Saved entries
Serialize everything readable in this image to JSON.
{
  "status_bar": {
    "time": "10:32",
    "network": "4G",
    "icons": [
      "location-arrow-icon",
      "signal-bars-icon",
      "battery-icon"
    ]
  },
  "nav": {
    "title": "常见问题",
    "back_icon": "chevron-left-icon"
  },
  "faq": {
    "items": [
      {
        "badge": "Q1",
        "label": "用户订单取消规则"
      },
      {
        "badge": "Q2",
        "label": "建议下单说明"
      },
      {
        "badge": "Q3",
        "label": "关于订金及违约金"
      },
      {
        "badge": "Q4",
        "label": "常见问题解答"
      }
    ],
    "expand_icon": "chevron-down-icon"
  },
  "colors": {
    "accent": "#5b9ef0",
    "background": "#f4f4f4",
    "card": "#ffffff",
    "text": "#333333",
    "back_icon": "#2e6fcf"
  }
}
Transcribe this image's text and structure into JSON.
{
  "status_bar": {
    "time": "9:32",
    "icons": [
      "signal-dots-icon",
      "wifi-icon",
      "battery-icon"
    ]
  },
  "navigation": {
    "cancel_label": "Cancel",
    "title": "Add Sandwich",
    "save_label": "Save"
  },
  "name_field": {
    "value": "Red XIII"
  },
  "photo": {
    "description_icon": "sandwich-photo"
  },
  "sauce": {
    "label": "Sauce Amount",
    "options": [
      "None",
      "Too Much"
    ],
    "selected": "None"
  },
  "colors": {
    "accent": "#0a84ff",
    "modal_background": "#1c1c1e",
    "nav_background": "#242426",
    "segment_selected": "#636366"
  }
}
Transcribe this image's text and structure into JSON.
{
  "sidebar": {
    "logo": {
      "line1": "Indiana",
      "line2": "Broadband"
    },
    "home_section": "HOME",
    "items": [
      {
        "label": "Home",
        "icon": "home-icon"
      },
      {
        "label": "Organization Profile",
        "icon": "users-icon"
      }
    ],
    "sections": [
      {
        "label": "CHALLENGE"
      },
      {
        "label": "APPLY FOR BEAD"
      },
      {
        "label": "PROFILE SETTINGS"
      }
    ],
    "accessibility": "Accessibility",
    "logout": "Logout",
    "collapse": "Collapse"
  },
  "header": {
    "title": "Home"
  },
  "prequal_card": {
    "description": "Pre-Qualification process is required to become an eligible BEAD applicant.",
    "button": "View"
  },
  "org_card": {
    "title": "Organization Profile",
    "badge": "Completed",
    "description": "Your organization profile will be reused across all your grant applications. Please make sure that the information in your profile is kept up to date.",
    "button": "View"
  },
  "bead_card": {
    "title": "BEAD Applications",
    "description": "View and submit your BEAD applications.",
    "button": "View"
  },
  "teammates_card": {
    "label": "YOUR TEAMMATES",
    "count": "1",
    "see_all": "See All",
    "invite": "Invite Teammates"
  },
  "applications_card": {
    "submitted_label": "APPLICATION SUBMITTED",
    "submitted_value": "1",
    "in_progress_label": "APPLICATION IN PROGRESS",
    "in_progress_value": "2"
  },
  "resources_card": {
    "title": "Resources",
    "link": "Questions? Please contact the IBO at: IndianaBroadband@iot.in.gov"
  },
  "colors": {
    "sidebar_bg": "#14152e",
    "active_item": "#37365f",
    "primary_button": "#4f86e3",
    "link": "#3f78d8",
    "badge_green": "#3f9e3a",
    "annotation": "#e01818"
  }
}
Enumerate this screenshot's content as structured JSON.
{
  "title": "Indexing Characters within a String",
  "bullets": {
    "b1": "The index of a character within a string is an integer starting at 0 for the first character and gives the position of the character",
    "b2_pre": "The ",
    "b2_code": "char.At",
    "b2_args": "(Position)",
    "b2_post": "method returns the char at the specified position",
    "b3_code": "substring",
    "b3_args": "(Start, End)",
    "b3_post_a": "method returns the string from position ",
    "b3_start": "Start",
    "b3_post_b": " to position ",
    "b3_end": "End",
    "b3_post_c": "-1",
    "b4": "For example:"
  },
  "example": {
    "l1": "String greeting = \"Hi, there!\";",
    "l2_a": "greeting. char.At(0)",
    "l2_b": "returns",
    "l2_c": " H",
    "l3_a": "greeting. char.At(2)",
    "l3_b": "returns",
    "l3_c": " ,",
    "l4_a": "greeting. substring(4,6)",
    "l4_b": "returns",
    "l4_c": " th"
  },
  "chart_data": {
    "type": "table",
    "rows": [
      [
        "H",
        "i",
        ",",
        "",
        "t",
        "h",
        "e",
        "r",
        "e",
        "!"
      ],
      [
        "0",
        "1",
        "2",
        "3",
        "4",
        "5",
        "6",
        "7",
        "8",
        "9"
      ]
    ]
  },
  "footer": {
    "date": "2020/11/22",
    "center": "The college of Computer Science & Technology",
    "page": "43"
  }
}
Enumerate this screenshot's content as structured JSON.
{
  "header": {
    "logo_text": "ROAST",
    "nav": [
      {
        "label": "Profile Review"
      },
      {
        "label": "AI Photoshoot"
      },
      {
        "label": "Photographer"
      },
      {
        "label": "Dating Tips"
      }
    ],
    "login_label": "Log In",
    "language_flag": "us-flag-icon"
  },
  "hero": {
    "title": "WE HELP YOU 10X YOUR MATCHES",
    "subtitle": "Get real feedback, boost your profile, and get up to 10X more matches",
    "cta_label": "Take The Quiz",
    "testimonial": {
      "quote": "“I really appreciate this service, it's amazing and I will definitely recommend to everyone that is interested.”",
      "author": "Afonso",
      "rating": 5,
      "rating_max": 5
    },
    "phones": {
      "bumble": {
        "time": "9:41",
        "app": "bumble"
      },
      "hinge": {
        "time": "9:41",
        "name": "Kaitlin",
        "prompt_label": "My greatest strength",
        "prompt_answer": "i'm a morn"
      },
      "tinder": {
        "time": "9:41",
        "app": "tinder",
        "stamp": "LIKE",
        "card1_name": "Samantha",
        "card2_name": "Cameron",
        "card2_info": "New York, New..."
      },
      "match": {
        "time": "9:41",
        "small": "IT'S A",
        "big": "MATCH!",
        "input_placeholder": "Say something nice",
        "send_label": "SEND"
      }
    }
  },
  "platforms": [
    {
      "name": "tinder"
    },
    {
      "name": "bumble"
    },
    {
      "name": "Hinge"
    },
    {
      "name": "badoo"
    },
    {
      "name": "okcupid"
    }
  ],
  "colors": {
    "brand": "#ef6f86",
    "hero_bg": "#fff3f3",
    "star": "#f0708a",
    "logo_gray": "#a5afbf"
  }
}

→ Set task: What is the number of lines in this listing that contain the word "chevron"? Answer with that number and nothing else.

→ Answer in full: 2